> _Written task_
Duplicate each of the following rows character for character, changing nothing.

(Bounding-box annotations)
------------------------------------------------------------
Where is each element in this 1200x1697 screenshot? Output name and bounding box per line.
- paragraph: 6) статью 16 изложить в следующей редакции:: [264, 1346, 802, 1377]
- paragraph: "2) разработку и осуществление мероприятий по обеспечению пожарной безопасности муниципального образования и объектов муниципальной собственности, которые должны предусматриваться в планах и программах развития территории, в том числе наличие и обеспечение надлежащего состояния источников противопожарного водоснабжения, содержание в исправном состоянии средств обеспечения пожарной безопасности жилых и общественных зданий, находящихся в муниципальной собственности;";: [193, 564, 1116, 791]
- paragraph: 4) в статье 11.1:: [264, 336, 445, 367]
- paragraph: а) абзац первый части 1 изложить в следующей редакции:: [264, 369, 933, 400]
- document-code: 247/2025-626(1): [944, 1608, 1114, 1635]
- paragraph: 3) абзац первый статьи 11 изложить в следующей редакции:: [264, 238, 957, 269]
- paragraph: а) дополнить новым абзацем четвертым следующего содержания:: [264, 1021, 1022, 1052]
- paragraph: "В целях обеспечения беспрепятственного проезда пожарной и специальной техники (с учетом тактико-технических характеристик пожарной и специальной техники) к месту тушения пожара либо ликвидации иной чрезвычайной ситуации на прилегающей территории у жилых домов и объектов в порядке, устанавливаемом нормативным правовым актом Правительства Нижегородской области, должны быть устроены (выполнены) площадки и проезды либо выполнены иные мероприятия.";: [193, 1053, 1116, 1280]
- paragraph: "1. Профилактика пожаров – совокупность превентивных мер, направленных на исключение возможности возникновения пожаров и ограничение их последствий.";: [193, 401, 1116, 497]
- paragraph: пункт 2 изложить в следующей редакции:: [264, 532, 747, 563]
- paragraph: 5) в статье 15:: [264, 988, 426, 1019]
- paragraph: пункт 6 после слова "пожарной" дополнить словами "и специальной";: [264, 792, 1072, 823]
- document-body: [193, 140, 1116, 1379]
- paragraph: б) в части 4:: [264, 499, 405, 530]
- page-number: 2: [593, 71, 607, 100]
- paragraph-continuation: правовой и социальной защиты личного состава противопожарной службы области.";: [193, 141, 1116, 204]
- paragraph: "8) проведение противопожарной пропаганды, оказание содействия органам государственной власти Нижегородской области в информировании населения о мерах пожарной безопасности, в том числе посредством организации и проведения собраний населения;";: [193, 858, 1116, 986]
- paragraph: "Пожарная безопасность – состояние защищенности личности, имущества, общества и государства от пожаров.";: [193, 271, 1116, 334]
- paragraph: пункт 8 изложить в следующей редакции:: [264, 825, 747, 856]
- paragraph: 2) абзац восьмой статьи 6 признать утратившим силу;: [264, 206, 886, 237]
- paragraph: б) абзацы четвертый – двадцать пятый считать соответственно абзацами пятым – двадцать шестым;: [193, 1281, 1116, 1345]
------------------------------------------------------------
> _Written solution_
Where is each element in this 1200x1697 screenshot? Output name and bounding box per line.
- paragraph: 6) статью 16 изложить в следующей редакции:: [264, 1346, 802, 1377]
- paragraph: "2) разработку и осуществление мероприятий по обеспечению пожарной безопасности муниципального образования и объектов муниципальной собственности, которые должны предусматриваться в планах и программах развития территории, в том числе наличие и обеспечение надлежащего состояния источников противопожарного водоснабжения, содержание в исправном состоянии средств обеспечения пожарной безопасности жилых и общественных зданий, находящихся в муниципальной собственности;";: [193, 564, 1116, 791]
- paragraph: 4) в статье 11.1:: [264, 336, 445, 367]
- paragraph: а) абзац первый части 1 изложить в следующей редакции:: [264, 369, 933, 400]
- document-code: 247/2025-626(1): [944, 1608, 1114, 1635]
- paragraph: 3) абзац первый статьи 11 изложить в следующей редакции:: [264, 238, 957, 269]
- paragraph: а) дополнить новым абзацем четвертым следующего содержания:: [264, 1021, 1022, 1052]
- paragraph: "В целях обеспечения беспрепятственного проезда пожарной и специальной техники (с учетом тактико-технических характеристик пожарной и специальной техники) к месту тушения пожара либо ликвидации иной чрезвычайной ситуации на прилегающей территории у жилых домов и объектов в порядке, устанавливаемом нормативным правовым актом Правительства Нижегородской области, должны быть устроены (выполнены) площадки и проезды либо выполнены иные мероприятия.";: [193, 1053, 1116, 1280]
- paragraph: "1. Профилактика пожаров – совокупность превентивных мер, направленных на исключение возможности возникновения пожаров и ограничение их последствий.";: [193, 401, 1116, 497]
- paragraph: пункт 2 изложить в следующей редакции:: [264, 532, 747, 563]
- paragraph: 5) в статье 15:: [264, 988, 426, 1019]
- paragraph: пункт 6 после слова "пожарной" дополнить словами "и специальной";: [264, 792, 1072, 823]
- document-body: [193, 140, 1116, 1379]
- paragraph: б) в части 4:: [264, 499, 405, 530]
- page-number: 2: [593, 71, 607, 100]
- paragraph-continuation: правовой и социальной защиты личного состава противопожарной службы области.";: [193, 141, 1116, 204]
- paragraph: "8) проведение противопожарной пропаганды, оказание содействия органам государственной власти Нижегородской области в информировании населения о мерах пожарной безопасности, в том числе посредством организации и проведения собраний населения;";: [193, 858, 1116, 986]
- paragraph: "Пожарная безопасность – состояние защищенности личности, имущества, общества и государства от пожаров.";: [193, 271, 1116, 334]
- paragraph: пункт 8 изложить в следующей редакции:: [264, 825, 747, 856]
- paragraph: 2) абзац восьмой статьи 6 признать утратившим силу;: [264, 206, 886, 237]
- paragraph: б) абзацы четвертый – двадцать пятый считать соответственно абзацами пятым – двадцать шестым;: [193, 1281, 1116, 1345]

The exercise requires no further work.